Required work: Reproduce the entries below in full, word for word.

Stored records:
*****

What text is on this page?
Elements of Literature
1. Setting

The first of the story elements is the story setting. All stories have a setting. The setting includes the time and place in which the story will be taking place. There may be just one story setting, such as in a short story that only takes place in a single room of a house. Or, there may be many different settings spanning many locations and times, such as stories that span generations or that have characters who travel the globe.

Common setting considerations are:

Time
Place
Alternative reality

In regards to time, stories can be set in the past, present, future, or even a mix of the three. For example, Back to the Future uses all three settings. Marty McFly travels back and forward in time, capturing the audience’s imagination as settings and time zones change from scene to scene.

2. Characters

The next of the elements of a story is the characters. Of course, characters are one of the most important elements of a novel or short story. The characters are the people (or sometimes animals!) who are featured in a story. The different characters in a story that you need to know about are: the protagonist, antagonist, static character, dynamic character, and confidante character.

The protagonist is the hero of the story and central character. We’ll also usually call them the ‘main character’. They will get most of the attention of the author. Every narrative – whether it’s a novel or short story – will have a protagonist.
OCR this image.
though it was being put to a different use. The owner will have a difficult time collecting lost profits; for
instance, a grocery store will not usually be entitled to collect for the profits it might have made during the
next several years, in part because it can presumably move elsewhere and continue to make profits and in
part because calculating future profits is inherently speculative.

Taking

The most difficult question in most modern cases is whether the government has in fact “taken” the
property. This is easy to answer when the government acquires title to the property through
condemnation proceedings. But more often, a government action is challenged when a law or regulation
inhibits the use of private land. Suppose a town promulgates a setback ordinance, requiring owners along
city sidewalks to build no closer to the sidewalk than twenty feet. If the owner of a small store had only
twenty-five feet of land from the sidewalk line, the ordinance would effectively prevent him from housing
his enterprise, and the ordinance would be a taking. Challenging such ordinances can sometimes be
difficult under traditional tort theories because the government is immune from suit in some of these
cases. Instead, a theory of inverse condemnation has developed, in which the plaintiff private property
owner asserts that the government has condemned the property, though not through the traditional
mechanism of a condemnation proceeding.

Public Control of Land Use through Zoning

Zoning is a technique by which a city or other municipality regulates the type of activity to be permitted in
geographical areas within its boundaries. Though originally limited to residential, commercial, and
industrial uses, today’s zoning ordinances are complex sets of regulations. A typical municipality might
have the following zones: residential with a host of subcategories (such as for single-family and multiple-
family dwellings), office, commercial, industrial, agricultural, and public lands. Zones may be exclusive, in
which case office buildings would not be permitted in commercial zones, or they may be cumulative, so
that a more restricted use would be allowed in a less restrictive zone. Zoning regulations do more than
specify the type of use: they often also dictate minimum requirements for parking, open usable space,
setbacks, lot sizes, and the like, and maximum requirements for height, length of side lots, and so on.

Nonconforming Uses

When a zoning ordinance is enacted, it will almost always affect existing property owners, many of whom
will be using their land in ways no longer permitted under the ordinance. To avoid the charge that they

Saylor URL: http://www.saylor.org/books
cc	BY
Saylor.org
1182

*****

Complete answer:
What text is on this page?
Elements of Literature
1. Setting

The first of the story elements is the story setting. All stories have a setting. The setting includes the time and place in which the story will be taking place. There may be just one story setting, such as in a short story that only takes place in a single room of a house. Or, there may be many different settings spanning many locations and times, such as stories that span generations or that have characters who travel the globe.

Common setting considerations are:

Time
Place
Alternative reality

In regards to time, stories can be set in the past, present, future, or even a mix of the three. For example, Back to the Future uses all three settings. Marty McFly travels back and forward in time, capturing the audience’s imagination as settings and time zones change from scene to scene.

2. Characters

The next of the elements of a story is the characters. Of course, characters are one of the most important elements of a novel or short story. The characters are the people (or sometimes animals!) who are featured in a story. The different characters in a story that you need to know about are: the protagonist, antagonist, static character, dynamic character, and confidante character.

The protagonist is the hero of the story and central character. We’ll also usually call them the ‘main character’. They will get most of the attention of the author. Every narrative – whether it’s a novel or short story – will have a protagonist.
OCR this image.
though it was being put to a different use. The owner will have a difficult time collecting lost profits; for
instance, a grocery store will not usually be entitled to collect for the profits it might have made during the
next several years, in part because it can presumably move elsewhere and continue to make profits and in
part because calculating future profits is inherently speculative.

Taking

The most difficult question in most modern cases is whether the government has in fact “taken” the
property. This is easy to answer when the government acquires title to the property through
condemnation proceedings. But more often, a government action is challenged when a law or regulation
inhibits the use of private land. Suppose a town promulgates a setback ordinance, requiring owners along
city sidewalks to build no closer to the sidewalk than twenty feet. If the owner of a small store had only
twenty-five feet of land from the sidewalk line, the ordinance would effectively prevent him from housing
his enterprise, and the ordinance would be a taking. Challenging such ordinances can sometimes be
difficult under traditional tort theories because the government is immune from suit in some of these
cases. Instead, a theory of inverse condemnation has developed, in which the plaintiff private property
owner asserts that the government has condemned the property, though not through the traditional
mechanism of a condemnation proceeding.

Public Control of Land Use through Zoning

Zoning is a technique by which a city or other municipality regulates the type of activity to be permitted in
geographical areas within its boundaries. Though originally limited to residential, commercial, and
industrial uses, today’s zoning ordinances are complex sets of regulations. A typical municipality might
have the following zones: residential with a host of subcategories (such as for single-family and multiple-
family dwellings), office, commercial, industrial, agricultural, and public lands. Zones may be exclusive, in
which case office buildings would not be permitted in commercial zones, or they may be cumulative, so
that a more restricted use would be allowed in a less restrictive zone. Zoning regulations do more than
specify the type of use: they often also dictate minimum requirements for parking, open usable space,
setbacks, lot sizes, and the like, and maximum requirements for height, length of side lots, and so on.

Nonconforming Uses

When a zoning ordinance is enacted, it will almost always affect existing property owners, many of whom
will be using their land in ways no longer permitted under the ordinance. To avoid the charge that they

Saylor URL: http://www.saylor.org/books
cc	BY
Saylor.org
1182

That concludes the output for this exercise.